Saved data entries:

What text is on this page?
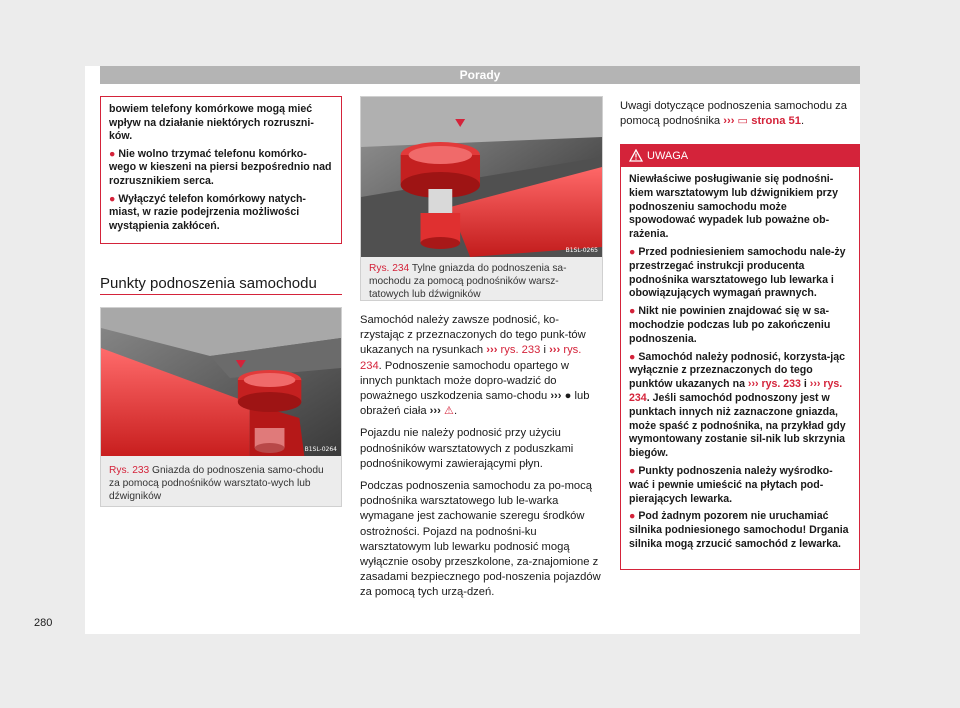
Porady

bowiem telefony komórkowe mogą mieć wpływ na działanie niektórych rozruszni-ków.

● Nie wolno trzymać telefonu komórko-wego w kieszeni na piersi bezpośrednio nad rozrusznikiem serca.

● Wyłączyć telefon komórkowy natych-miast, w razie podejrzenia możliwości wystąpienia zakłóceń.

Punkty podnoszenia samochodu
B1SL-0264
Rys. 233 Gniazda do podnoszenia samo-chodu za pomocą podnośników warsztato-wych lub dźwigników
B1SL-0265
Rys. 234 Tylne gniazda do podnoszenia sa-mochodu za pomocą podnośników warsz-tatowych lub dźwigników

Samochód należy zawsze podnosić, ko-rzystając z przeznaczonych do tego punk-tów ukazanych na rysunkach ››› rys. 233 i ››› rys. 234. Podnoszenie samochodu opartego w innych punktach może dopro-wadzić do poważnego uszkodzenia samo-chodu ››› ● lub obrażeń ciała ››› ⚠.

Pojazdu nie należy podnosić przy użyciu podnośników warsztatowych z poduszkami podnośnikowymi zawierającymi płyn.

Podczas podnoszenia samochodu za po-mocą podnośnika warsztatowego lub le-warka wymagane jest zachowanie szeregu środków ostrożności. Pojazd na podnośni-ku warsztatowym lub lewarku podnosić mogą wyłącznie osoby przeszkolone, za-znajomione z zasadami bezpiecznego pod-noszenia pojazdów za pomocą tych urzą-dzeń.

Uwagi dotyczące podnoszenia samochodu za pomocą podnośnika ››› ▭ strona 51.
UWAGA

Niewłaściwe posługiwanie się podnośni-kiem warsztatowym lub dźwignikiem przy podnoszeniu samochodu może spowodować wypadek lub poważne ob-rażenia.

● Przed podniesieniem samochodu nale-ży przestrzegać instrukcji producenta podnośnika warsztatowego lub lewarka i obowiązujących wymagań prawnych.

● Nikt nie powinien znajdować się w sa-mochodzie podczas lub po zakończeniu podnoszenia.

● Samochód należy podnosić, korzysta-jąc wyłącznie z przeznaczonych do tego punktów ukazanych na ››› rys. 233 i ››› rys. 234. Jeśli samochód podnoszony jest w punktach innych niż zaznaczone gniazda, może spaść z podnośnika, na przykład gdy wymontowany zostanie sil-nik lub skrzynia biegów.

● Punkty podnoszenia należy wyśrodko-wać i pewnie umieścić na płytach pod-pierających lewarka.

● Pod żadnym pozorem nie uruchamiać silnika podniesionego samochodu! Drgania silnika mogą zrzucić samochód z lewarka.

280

■ YOUR OBJECTIVE ■
Leave out the pictures and output the rest of the material exactly as written.

■ RESULT ■
What text is on this page?
Porady

bowiem telefony komórkowe mogą mieć wpływ na działanie niektórych rozruszni-ków.

● Nie wolno trzymać telefonu komórko-wego w kieszeni na piersi bezpośrednio nad rozrusznikiem serca.

● Wyłączyć telefon komórkowy natych-miast, w razie podejrzenia możliwości wystąpienia zakłóceń.

Punkty podnoszenia samochodu
B1SL-0264
Rys. 233 Gniazda do podnoszenia samo-chodu za pomocą podnośników warsztato-wych lub dźwigników
B1SL-0265
Rys. 234 Tylne gniazda do podnoszenia sa-mochodu za pomocą podnośników warsz-tatowych lub dźwigników

Samochód należy zawsze podnosić, ko-rzystając z przeznaczonych do tego punk-tów ukazanych na rysunkach ››› rys. 233 i ››› rys. 234. Podnoszenie samochodu opartego w innych punktach może dopro-wadzić do poważnego uszkodzenia samo-chodu ››› ● lub obrażeń ciała ››› ⚠.

Pojazdu nie należy podnosić przy użyciu podnośników warsztatowych z poduszkami podnośnikowymi zawierającymi płyn.

Podczas podnoszenia samochodu za po-mocą podnośnika warsztatowego lub le-warka wymagane jest zachowanie szeregu środków ostrożności. Pojazd na podnośni-ku warsztatowym lub lewarku podnosić mogą wyłącznie osoby przeszkolone, za-znajomione z zasadami bezpiecznego pod-noszenia pojazdów za pomocą tych urzą-dzeń.

Uwagi dotyczące podnoszenia samochodu za pomocą podnośnika ››› ▭ strona 51.
UWAGA

Niewłaściwe posługiwanie się podnośni-kiem warsztatowym lub dźwignikiem przy podnoszeniu samochodu może spowodować wypadek lub poważne ob-rażenia.

● Przed podniesieniem samochodu nale-ży przestrzegać instrukcji producenta podnośnika warsztatowego lub lewarka i obowiązujących wymagań prawnych.

● Nikt nie powinien znajdować się w sa-mochodzie podczas lub po zakończeniu podnoszenia.

● Samochód należy podnosić, korzysta-jąc wyłącznie z przeznaczonych do tego punktów ukazanych na ››› rys. 233 i ››› rys. 234. Jeśli samochód podnoszony jest w punktach innych niż zaznaczone gniazda, może spaść z podnośnika, na przykład gdy wymontowany zostanie sil-nik lub skrzynia biegów.

● Punkty podnoszenia należy wyśrodko-wać i pewnie umieścić na płytach pod-pierających lewarka.

● Pod żadnym pozorem nie uruchamiać silnika podniesionego samochodu! Drgania silnika mogą zrzucić samochód z lewarka.

280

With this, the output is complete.